(Items listed in a dataset)
·····
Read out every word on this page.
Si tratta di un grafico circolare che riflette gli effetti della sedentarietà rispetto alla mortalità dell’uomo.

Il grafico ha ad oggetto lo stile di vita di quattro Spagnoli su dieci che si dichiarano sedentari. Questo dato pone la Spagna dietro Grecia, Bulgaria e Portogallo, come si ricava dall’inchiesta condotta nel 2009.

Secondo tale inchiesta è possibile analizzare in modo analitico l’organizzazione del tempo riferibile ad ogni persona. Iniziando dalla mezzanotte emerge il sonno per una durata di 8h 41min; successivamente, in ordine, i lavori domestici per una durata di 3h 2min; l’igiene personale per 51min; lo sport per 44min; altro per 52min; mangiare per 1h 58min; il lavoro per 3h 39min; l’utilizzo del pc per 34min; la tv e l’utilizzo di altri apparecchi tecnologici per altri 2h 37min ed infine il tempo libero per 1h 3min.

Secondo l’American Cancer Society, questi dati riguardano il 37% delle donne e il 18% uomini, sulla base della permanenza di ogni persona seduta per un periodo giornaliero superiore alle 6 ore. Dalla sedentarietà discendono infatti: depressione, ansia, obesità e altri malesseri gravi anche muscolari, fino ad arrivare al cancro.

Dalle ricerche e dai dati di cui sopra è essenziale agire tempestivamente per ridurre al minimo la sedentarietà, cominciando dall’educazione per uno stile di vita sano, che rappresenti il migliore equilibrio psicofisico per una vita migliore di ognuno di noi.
·····
• DIRECTION: Your task is to gather all lines from the entries above that hold the word "grafico".

• ANSWER FOR THE TASK:
Si tratta di un grafico circolare che riflette gli effetti della sedentarietà rispetto alla mortalità dell’uomo.
Il grafico ha ad oggetto lo stile di vita di quattro Spagnoli su dieci che si dichiarano sedentari. Questo dato pone la Spagna dietro Grecia, Bulgaria e Portogallo, come si ricava dall’inchiesta condotta nel 2009.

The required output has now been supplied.